→ Task brief
Every line that holds the string "console" is to be identified and copied.

--- start Provided material ---

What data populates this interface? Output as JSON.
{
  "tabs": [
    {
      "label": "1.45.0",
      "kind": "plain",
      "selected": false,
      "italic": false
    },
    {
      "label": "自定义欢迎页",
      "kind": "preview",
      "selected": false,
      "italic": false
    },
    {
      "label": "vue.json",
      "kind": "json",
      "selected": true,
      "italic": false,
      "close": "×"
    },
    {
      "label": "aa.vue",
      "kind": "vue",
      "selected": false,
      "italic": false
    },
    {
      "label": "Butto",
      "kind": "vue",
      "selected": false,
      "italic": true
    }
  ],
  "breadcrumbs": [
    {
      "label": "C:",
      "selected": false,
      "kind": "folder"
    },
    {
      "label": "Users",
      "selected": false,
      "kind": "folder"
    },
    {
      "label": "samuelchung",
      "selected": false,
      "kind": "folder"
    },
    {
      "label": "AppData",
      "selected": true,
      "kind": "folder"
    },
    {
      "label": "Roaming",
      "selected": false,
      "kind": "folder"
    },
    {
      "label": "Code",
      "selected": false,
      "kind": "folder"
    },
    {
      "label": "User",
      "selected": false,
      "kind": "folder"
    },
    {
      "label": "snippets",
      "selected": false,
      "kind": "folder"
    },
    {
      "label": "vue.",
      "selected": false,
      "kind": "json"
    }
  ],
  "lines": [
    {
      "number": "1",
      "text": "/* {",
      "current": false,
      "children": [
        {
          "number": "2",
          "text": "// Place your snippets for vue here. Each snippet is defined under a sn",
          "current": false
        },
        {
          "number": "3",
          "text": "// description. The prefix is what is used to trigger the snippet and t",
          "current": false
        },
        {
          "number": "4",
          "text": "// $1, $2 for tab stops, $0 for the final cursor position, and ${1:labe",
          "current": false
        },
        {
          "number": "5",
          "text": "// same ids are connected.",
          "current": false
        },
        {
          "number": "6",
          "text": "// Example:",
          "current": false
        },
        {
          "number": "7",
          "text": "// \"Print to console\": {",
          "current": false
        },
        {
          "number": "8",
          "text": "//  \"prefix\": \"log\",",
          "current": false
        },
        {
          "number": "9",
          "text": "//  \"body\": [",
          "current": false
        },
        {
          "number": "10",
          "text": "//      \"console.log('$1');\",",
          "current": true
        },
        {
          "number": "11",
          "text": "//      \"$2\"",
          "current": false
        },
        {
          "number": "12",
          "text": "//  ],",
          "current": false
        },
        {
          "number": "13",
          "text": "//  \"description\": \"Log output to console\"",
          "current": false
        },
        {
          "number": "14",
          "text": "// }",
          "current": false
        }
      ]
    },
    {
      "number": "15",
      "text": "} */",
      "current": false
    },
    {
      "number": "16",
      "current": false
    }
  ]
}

--- end Provided material ---
--- start Provided material ---

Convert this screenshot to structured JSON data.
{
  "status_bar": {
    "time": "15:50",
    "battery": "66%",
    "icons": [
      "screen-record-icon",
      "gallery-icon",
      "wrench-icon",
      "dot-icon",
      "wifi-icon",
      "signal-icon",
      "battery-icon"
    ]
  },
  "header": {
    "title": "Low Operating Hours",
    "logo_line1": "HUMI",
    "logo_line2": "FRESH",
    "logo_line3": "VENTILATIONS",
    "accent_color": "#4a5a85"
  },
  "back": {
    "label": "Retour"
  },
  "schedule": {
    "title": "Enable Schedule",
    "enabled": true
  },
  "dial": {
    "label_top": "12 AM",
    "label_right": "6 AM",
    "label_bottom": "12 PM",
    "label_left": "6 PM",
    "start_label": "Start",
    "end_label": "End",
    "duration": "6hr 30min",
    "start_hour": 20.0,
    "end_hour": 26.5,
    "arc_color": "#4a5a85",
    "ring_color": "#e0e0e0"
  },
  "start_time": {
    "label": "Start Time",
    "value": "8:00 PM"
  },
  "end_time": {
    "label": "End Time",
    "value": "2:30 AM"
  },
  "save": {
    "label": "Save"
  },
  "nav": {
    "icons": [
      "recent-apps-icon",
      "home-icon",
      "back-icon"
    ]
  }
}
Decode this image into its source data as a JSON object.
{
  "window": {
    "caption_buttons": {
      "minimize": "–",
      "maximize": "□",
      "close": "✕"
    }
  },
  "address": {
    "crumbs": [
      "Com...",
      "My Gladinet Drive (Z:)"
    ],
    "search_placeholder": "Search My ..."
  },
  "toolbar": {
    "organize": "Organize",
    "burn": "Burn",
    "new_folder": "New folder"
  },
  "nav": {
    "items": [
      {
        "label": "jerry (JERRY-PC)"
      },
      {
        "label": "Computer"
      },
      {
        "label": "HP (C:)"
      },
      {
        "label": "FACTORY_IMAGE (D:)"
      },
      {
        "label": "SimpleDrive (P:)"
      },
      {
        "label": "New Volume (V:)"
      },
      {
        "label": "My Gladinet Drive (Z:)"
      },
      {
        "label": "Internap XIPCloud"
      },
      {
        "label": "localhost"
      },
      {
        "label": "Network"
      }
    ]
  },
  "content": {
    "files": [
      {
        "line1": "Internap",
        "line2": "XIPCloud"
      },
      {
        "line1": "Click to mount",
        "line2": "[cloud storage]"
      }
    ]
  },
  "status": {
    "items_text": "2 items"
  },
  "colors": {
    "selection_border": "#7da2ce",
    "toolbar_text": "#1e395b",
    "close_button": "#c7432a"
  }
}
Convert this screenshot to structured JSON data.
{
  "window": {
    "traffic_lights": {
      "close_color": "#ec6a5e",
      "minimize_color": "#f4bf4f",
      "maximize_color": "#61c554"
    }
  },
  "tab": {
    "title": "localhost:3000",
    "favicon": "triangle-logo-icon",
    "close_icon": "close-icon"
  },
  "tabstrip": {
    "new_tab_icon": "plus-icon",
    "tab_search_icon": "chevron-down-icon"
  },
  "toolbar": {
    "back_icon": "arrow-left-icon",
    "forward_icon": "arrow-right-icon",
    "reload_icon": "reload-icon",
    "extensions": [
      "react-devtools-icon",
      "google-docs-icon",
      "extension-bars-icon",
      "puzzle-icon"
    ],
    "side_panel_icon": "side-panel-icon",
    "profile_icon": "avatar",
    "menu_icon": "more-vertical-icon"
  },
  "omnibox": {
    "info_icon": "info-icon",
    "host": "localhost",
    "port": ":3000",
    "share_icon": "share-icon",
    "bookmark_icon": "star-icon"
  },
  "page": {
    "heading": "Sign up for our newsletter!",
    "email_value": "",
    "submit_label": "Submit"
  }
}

--- end Provided material ---
--- start Provided material ---

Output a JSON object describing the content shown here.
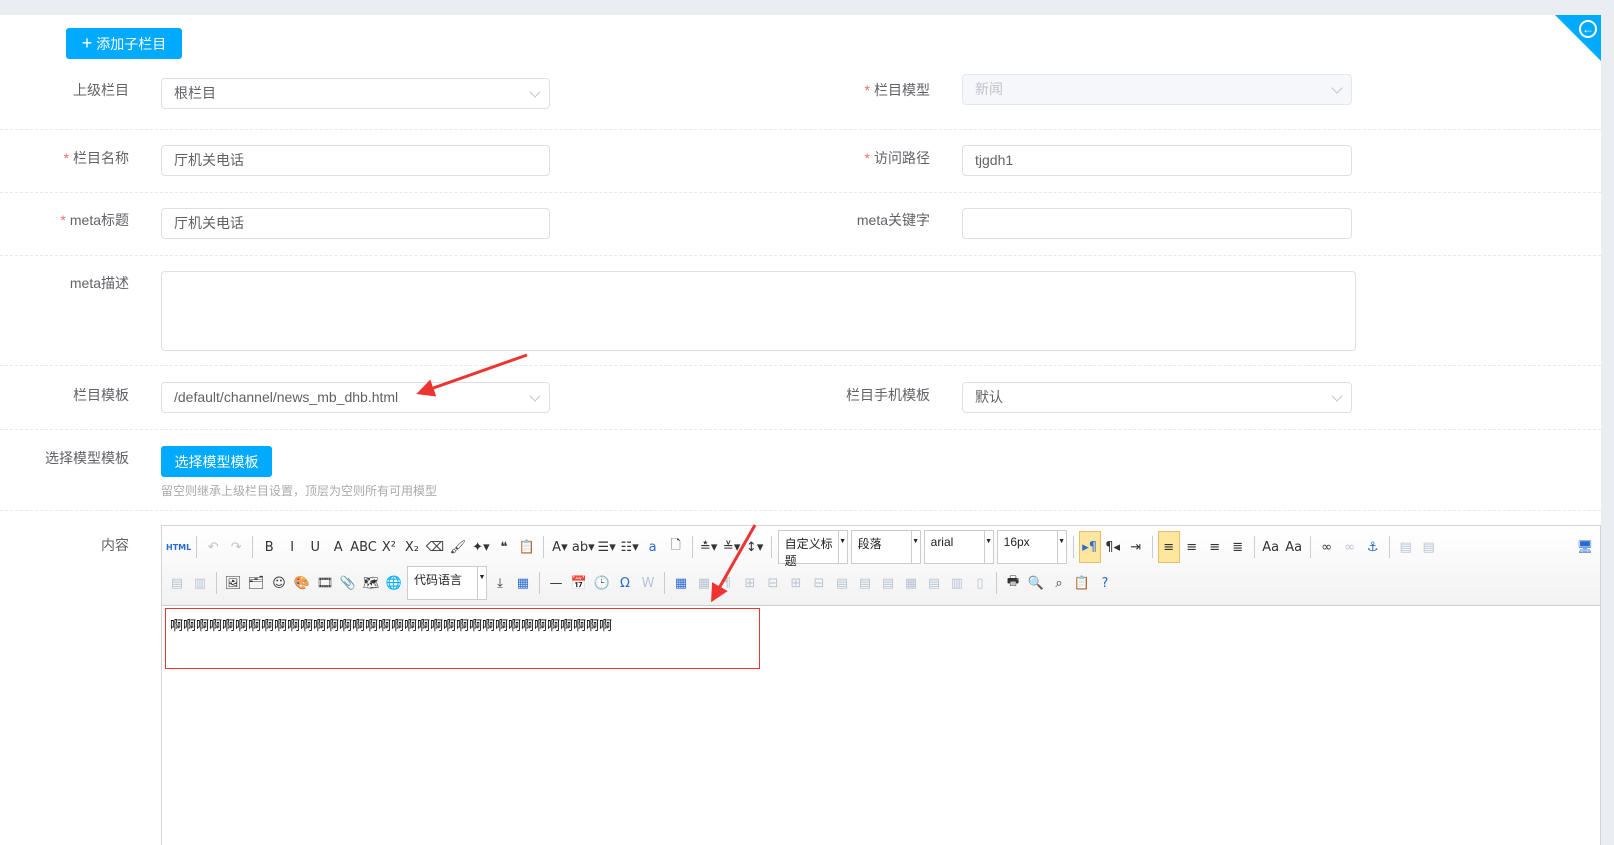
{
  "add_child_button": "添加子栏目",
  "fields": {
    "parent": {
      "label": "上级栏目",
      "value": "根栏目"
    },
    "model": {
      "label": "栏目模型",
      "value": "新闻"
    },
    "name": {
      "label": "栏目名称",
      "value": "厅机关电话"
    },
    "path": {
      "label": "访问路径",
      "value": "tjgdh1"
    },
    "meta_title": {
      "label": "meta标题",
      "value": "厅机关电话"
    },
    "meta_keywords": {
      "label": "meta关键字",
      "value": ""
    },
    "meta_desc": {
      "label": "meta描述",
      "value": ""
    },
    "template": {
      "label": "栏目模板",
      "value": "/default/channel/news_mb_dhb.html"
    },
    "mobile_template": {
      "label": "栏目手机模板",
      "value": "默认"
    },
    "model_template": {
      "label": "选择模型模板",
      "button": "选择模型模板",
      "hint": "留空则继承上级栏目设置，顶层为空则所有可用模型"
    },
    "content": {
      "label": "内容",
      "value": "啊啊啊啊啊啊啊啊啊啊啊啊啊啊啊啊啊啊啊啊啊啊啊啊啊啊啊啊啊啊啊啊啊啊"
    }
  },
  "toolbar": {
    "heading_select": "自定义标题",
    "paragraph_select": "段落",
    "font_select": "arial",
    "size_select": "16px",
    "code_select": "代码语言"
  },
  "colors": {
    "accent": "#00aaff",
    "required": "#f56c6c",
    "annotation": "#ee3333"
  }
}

--- end Provided material ---

→ Answer to this problem
          "text": "// \"Print to console\": {",
          "text": "//      \"console.log('$1');\",",
          "text": "//  \"description\": \"Log output to console\"",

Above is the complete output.